AIM: State how many lines of the entries below hold the word "不符合题意"; reply with nothing but the number.

##########

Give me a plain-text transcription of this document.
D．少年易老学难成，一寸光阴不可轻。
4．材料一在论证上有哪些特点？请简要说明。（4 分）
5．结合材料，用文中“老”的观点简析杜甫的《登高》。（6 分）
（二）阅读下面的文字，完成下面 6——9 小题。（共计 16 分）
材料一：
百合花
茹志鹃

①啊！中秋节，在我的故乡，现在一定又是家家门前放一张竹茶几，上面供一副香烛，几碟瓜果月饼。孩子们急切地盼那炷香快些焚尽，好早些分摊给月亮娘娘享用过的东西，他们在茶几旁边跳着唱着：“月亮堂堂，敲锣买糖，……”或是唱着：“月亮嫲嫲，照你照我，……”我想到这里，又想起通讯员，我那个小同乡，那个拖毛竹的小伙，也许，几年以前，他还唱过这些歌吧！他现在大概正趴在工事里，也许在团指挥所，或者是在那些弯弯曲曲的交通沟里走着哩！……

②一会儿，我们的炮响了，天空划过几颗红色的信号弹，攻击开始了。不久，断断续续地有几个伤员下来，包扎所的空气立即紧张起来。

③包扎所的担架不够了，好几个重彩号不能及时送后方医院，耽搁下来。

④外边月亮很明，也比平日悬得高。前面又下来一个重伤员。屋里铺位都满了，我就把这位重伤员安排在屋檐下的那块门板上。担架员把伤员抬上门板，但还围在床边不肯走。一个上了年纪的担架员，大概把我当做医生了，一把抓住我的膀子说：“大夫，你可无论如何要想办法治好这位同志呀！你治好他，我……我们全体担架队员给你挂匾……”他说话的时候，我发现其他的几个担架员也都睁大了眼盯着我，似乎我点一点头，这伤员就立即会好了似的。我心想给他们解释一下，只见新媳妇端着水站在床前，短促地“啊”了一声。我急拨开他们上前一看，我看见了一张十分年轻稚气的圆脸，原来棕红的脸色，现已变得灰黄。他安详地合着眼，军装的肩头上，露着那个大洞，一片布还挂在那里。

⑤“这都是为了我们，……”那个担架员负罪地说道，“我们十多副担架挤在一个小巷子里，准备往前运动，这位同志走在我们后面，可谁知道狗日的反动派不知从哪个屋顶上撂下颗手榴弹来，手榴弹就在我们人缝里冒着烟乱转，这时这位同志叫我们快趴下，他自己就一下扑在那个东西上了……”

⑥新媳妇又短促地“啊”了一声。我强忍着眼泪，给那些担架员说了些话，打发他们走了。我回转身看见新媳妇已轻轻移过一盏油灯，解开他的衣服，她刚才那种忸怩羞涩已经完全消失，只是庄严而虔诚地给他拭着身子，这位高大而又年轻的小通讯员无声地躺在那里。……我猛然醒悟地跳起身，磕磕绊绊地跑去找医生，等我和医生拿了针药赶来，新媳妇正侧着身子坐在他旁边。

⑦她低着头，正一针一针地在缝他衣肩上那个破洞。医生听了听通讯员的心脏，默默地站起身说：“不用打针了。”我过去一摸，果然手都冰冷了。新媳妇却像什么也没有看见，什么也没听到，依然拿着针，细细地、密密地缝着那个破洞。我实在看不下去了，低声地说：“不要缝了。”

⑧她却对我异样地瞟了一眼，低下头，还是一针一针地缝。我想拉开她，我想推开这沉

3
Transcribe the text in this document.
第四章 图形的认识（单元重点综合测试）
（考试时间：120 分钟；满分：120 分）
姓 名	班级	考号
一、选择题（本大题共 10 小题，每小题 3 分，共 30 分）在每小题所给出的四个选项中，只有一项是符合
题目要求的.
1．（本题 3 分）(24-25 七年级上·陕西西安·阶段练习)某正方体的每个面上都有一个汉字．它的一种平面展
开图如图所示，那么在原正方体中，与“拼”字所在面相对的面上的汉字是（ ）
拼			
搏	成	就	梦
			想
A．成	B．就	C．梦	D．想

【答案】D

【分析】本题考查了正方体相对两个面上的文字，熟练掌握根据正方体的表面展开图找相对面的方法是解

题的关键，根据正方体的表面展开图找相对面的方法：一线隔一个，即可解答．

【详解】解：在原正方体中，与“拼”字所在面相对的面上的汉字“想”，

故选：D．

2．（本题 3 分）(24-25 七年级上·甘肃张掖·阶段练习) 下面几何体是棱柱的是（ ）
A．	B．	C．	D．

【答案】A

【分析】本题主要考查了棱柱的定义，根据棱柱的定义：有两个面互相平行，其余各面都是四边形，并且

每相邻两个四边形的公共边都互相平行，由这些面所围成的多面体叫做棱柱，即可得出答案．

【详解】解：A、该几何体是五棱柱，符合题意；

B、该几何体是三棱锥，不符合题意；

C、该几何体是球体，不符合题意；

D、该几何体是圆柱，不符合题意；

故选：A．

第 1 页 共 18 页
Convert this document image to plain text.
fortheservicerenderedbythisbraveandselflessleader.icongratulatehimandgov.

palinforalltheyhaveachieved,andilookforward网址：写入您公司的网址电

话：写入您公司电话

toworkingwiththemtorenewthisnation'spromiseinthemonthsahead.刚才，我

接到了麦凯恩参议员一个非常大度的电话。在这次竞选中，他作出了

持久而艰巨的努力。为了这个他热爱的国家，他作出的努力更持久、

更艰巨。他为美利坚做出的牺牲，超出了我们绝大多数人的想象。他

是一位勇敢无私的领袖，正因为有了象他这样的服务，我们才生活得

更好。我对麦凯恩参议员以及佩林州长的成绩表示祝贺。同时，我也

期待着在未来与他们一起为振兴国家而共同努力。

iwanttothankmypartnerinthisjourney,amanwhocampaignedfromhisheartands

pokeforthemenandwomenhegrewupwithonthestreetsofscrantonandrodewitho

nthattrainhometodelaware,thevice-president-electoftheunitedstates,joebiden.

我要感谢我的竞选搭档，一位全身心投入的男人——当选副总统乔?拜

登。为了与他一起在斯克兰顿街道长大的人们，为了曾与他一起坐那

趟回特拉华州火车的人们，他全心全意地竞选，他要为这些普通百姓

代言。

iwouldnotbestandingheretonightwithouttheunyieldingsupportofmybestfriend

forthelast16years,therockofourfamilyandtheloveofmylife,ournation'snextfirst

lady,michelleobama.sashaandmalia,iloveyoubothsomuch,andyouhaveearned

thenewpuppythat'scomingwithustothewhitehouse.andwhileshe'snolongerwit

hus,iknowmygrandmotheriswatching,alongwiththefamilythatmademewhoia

##########

RESULT OF THIS EXERCISE: 3